§ What you need to do: Write out the material exactly, without any of its pictures.

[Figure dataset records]
#####

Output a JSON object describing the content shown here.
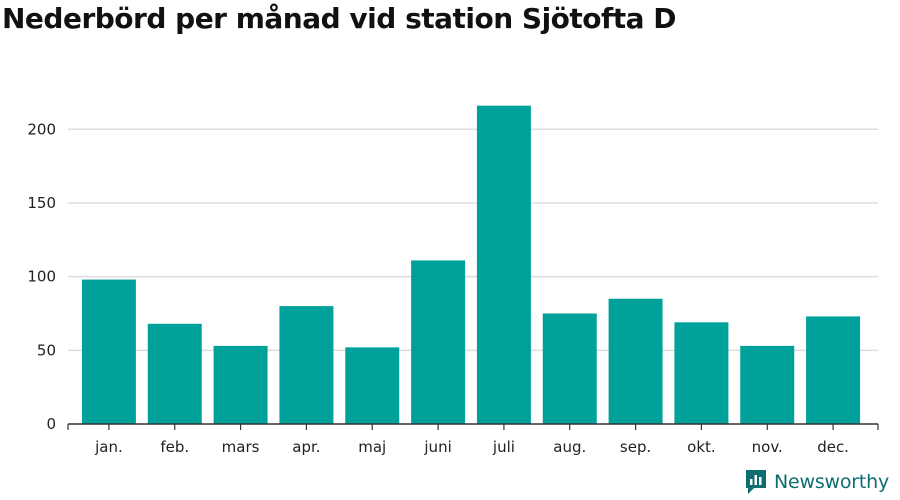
{
  "title": "Nederbörd per månad vid station Sjötofta D",
  "brand": "Newsworthy",
  "colors": {
    "bar": "#00a19a",
    "grid": "#dddddd",
    "axis": "#333333",
    "brand": "#0d6e72"
  },
  "chart_data": {
    "type": "bar",
    "categories": [
      "jan.",
      "feb.",
      "mars",
      "apr.",
      "maj",
      "juni",
      "juli",
      "aug.",
      "sep.",
      "okt.",
      "nov.",
      "dec."
    ],
    "values": [
      98,
      68,
      53,
      80,
      52,
      111,
      216,
      75,
      85,
      69,
      53,
      73
    ],
    "yticks": [
      0,
      50,
      100,
      150,
      200
    ],
    "ylim": [
      0,
      228
    ],
    "grid": true
  }
}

#####

§ Full output:
Output a JSON object describing the content shown here.
{
  "title": "Nederbörd per månad vid station Sjötofta D",
  "brand": "Newsworthy",
  "colors": {
    "bar": "#00a19a",
    "grid": "#dddddd",
    "axis": "#333333",
    "brand": "#0d6e72"
  },
  "chart_data": {
    "type": "bar",
    "categories": [
      "jan.",
      "feb.",
      "mars",
      "apr.",
      "maj",
      "juni",
      "juli",
      "aug.",
      "sep.",
      "okt.",
      "nov.",
      "dec."
    ],
    "values": [
      98,
      68,
      53,
      80,
      52,
      111,
      216,
      75,
      85,
      69,
      53,
      73
    ],
    "yticks": [
      0,
      50,
      100,
      150,
      200
    ],
    "ylim": [
      0,
      228
    ],
    "grid": true
  }
}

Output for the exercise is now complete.